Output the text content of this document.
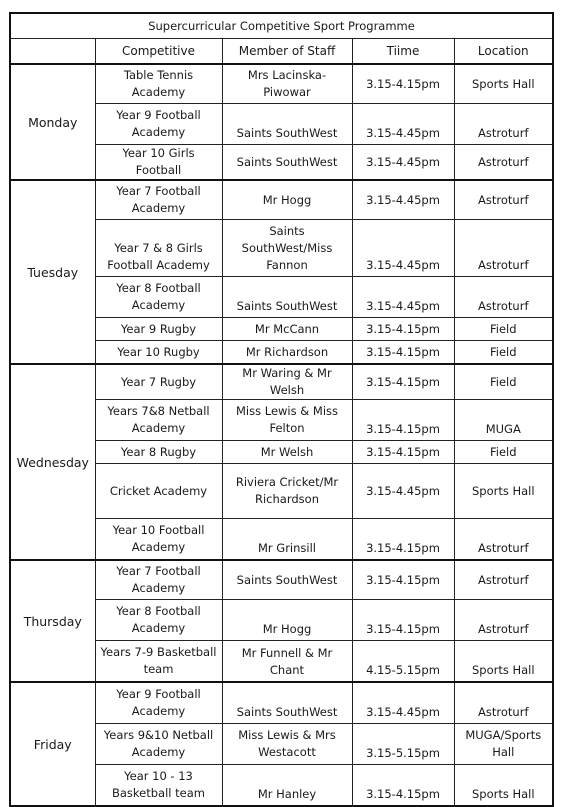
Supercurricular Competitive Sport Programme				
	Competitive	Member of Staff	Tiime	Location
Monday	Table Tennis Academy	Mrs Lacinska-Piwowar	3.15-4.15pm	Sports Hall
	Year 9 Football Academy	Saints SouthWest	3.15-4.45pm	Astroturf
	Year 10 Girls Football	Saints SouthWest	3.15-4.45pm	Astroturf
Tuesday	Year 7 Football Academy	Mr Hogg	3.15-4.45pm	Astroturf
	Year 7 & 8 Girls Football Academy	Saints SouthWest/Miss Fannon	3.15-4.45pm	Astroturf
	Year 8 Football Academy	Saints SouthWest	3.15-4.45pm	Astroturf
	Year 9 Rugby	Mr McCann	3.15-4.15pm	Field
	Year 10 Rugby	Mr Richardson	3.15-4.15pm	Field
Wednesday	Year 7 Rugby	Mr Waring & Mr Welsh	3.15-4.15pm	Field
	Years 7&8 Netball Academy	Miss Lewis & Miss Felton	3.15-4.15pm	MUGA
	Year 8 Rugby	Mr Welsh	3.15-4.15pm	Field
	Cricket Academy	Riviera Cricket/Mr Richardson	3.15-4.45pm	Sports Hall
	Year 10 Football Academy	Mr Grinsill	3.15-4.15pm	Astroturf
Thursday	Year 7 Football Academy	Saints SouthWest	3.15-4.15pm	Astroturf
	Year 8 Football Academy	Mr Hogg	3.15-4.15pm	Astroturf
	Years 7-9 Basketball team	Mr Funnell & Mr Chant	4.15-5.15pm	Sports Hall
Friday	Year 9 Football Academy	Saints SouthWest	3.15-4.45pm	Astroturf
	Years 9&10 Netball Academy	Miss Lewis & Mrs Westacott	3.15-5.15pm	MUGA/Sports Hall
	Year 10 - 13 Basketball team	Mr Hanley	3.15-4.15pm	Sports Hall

━━━━━━━━━━━━━━━━━━━━━━━━━━━━━━

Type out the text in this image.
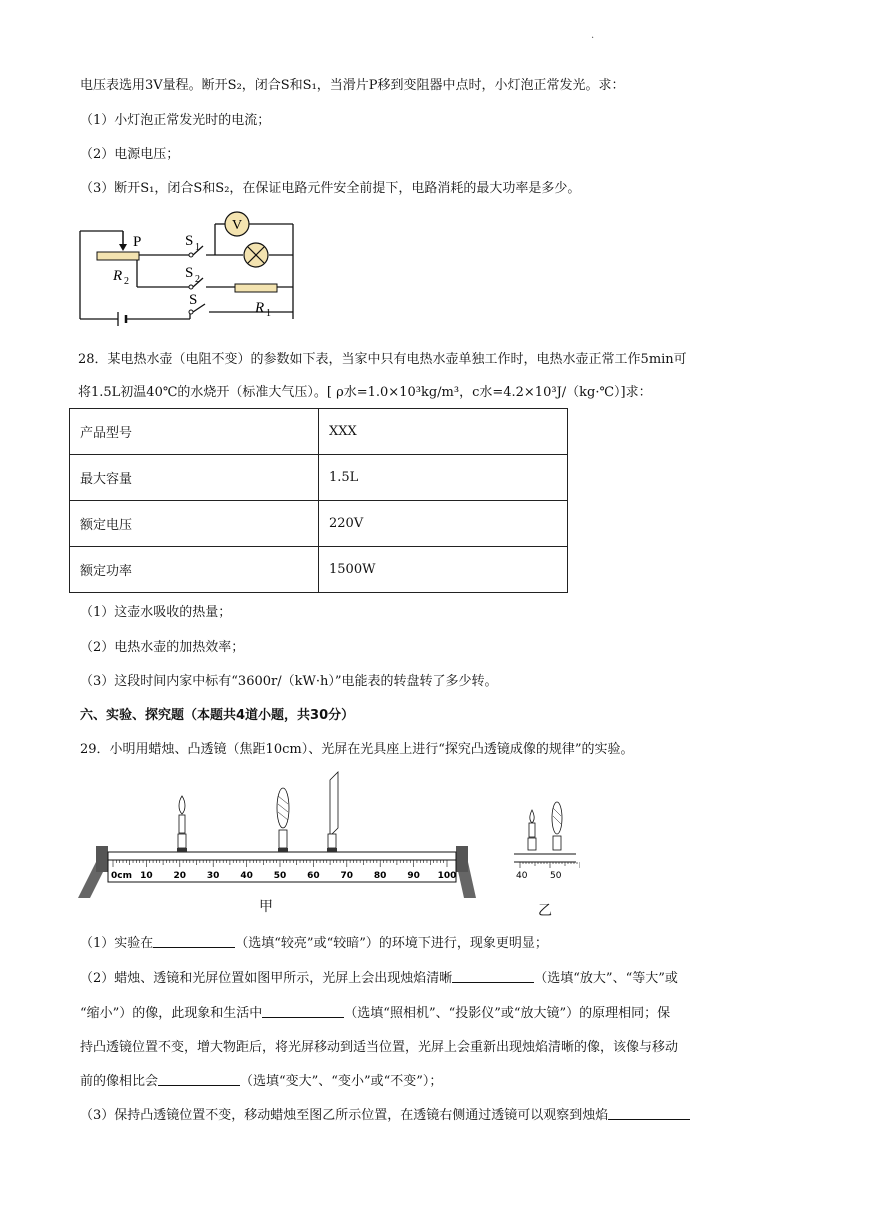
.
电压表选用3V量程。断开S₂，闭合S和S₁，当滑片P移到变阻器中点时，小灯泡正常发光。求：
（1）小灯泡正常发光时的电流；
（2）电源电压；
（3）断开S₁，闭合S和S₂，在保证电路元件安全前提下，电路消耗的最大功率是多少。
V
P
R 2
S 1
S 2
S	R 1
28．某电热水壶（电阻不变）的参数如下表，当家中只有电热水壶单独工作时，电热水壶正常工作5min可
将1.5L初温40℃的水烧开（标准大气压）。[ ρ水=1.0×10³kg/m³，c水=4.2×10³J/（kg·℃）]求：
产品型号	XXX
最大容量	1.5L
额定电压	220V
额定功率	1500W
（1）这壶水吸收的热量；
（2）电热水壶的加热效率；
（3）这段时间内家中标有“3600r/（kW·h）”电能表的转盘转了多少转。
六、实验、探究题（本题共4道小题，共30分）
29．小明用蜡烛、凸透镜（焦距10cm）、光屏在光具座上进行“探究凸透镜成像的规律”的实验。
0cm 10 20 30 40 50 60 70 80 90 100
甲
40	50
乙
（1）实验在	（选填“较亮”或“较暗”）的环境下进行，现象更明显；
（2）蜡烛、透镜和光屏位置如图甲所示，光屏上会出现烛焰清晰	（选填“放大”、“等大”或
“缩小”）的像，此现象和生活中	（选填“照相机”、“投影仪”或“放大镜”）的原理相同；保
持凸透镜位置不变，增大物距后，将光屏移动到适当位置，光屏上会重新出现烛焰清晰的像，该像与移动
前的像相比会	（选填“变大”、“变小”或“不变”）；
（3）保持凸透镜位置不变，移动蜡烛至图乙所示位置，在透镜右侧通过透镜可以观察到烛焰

━━━━━━━━━━━━━━━━━━━━━━━━━━━━━━

## OBJECTIVE
List all lines where "Field" occurs.

## FULL RESPONSE
	Year 9 Rugby	Mr McCann	3.15-4.15pm	Field
	Year 10 Rugby	Mr Richardson	3.15-4.15pm	Field
Wednesday	Year 7 Rugby	Mr Waring & Mr Welsh	3.15-4.15pm	Field
	Year 8 Rugby	Mr Welsh	3.15-4.15pm	Field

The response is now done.